Material provided:

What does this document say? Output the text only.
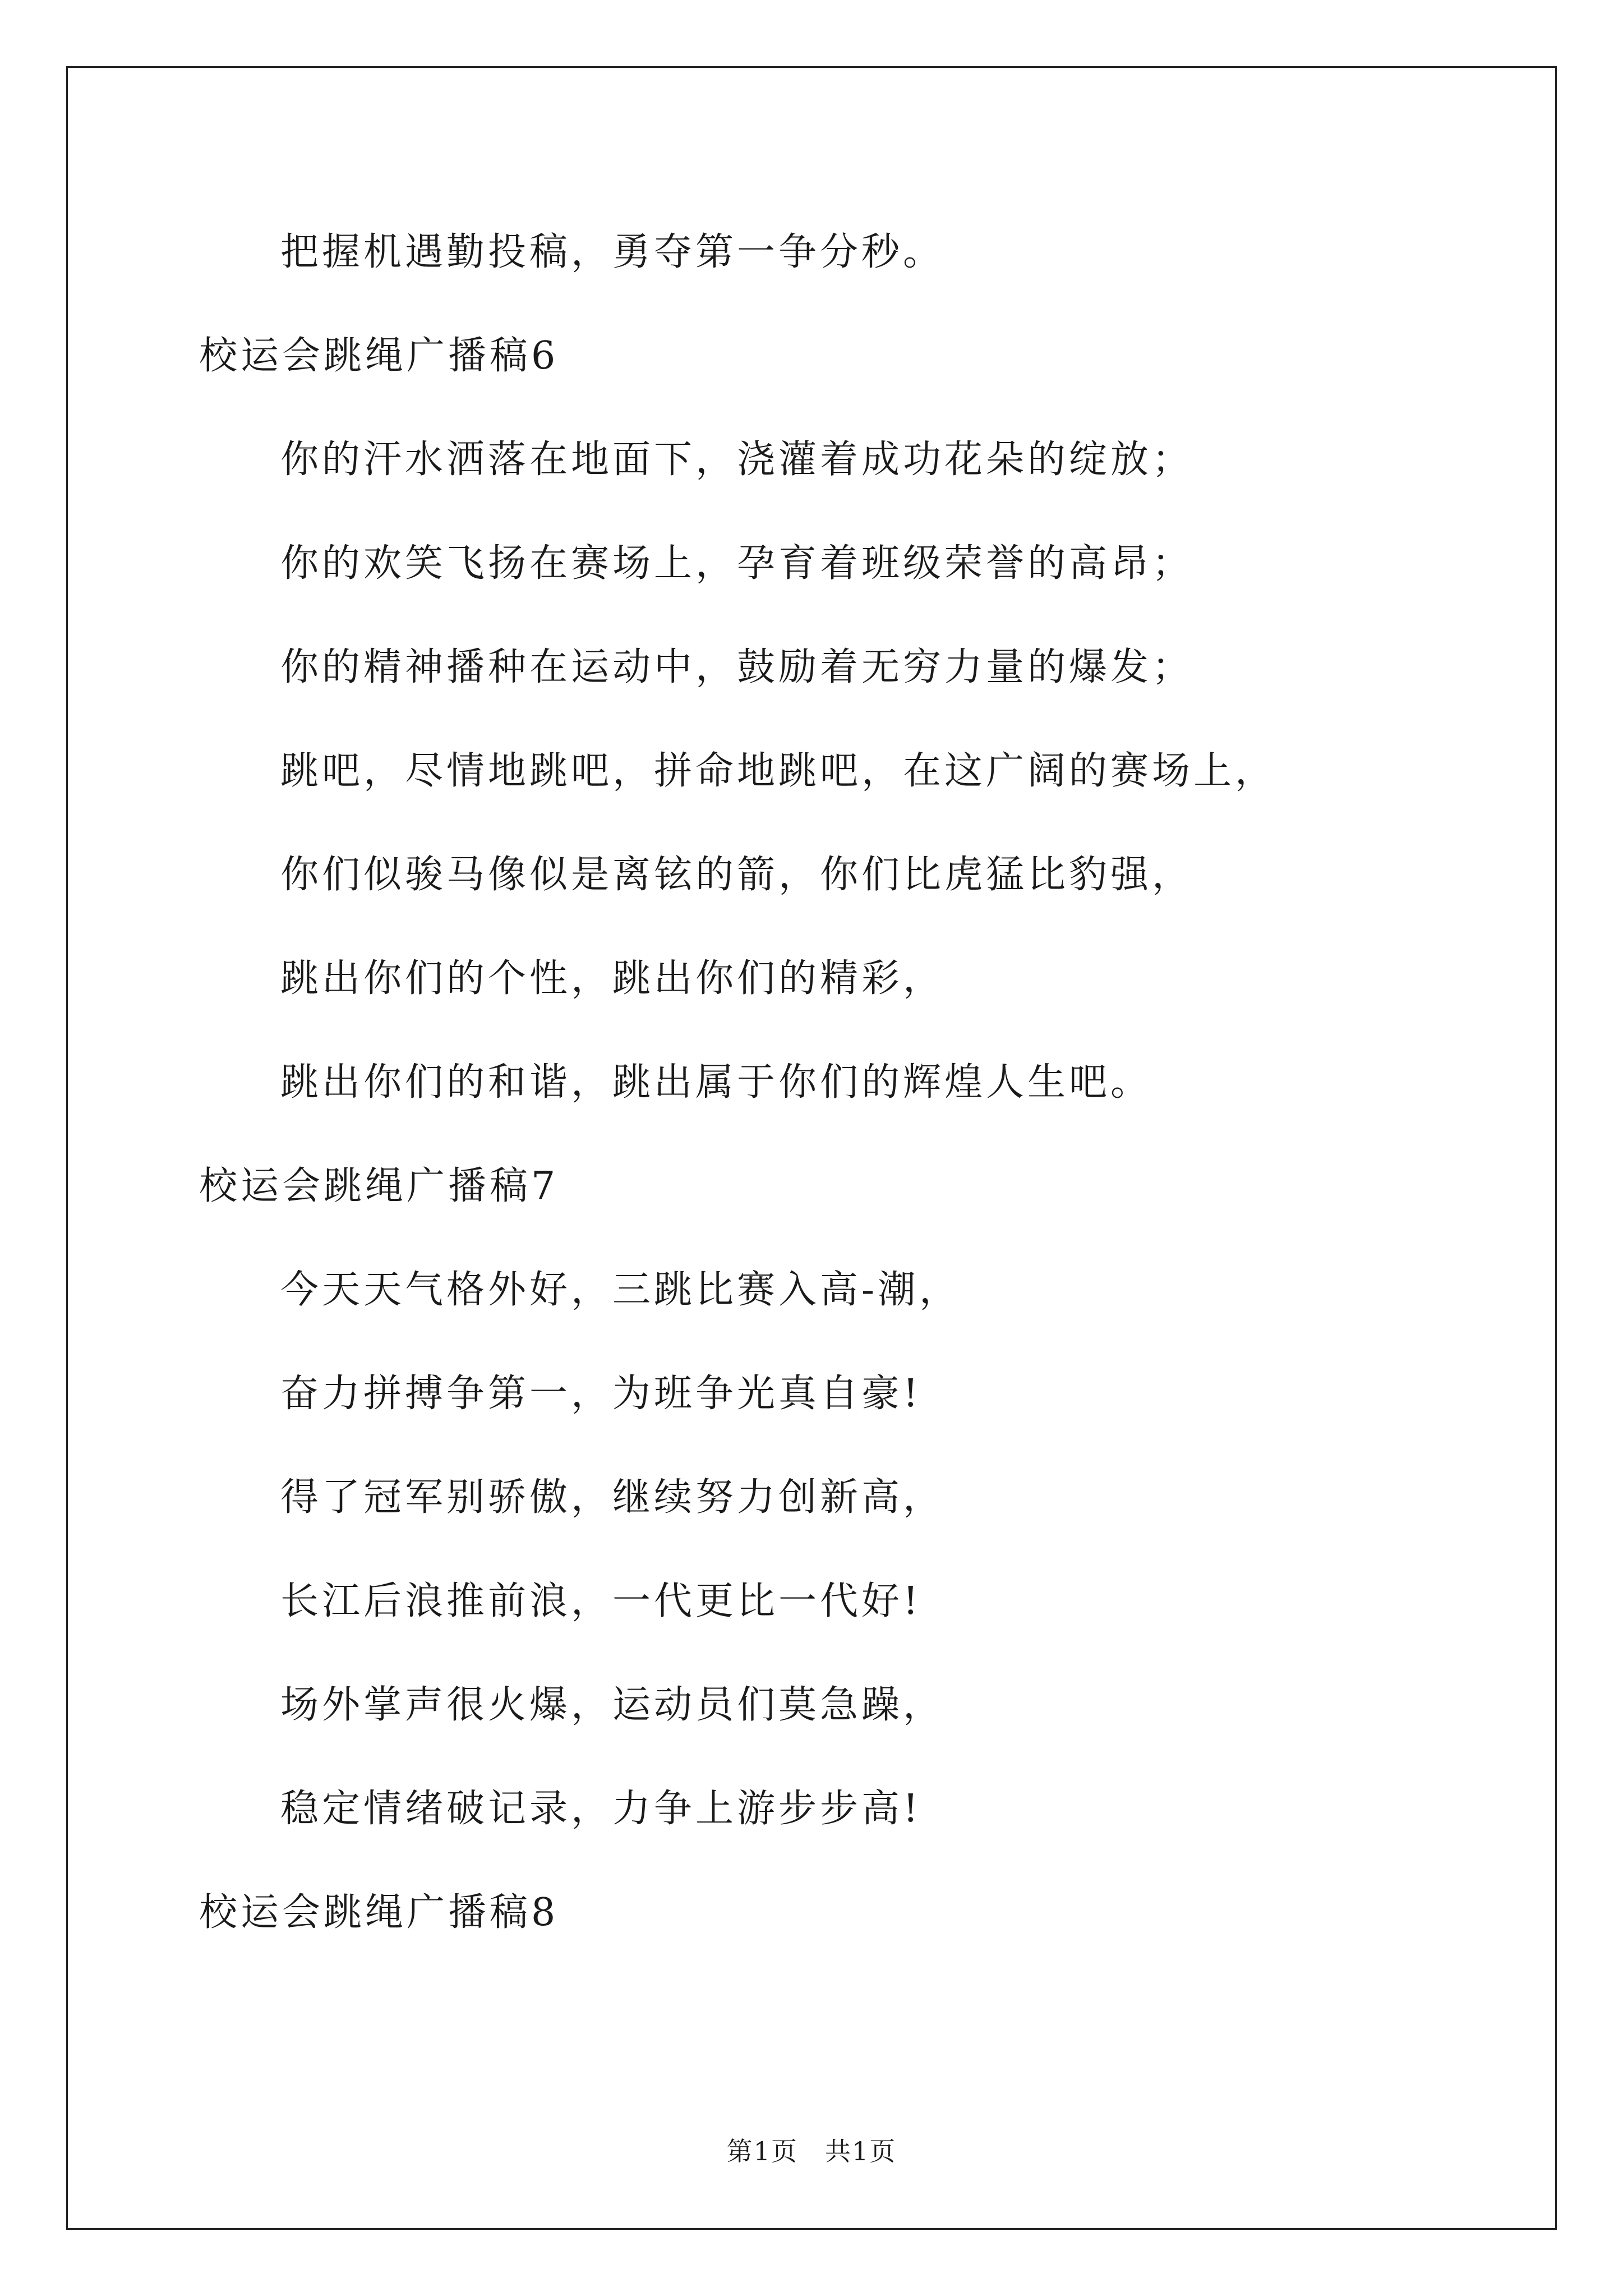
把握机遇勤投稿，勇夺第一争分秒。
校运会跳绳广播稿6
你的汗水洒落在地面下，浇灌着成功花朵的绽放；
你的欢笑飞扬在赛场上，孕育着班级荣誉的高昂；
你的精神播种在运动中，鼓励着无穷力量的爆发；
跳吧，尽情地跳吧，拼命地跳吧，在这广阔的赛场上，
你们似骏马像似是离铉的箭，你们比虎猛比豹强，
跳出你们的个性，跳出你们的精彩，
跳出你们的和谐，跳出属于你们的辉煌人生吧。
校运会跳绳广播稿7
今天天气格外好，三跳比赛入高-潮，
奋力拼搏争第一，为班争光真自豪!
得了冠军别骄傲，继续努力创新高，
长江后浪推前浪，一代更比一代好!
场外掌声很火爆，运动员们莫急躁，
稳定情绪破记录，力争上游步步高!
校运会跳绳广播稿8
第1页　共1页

Task brief: Copy the data exactly. Any picture it contains is to be omitted.

Task response:
What does this document say? Output the text only.
把握机遇勤投稿，勇夺第一争分秒。
校运会跳绳广播稿6
你的汗水洒落在地面下，浇灌着成功花朵的绽放；
你的欢笑飞扬在赛场上，孕育着班级荣誉的高昂；
你的精神播种在运动中，鼓励着无穷力量的爆发；
跳吧，尽情地跳吧，拼命地跳吧，在这广阔的赛场上，
你们似骏马像似是离铉的箭，你们比虎猛比豹强，
跳出你们的个性，跳出你们的精彩，
跳出你们的和谐，跳出属于你们的辉煌人生吧。
校运会跳绳广播稿7
今天天气格外好，三跳比赛入高-潮，
奋力拼搏争第一，为班争光真自豪!
得了冠军别骄傲，继续努力创新高，
长江后浪推前浪，一代更比一代好!
场外掌声很火爆，运动员们莫急躁，
稳定情绪破记录，力争上游步步高!
校运会跳绳广播稿8
第1页　共1页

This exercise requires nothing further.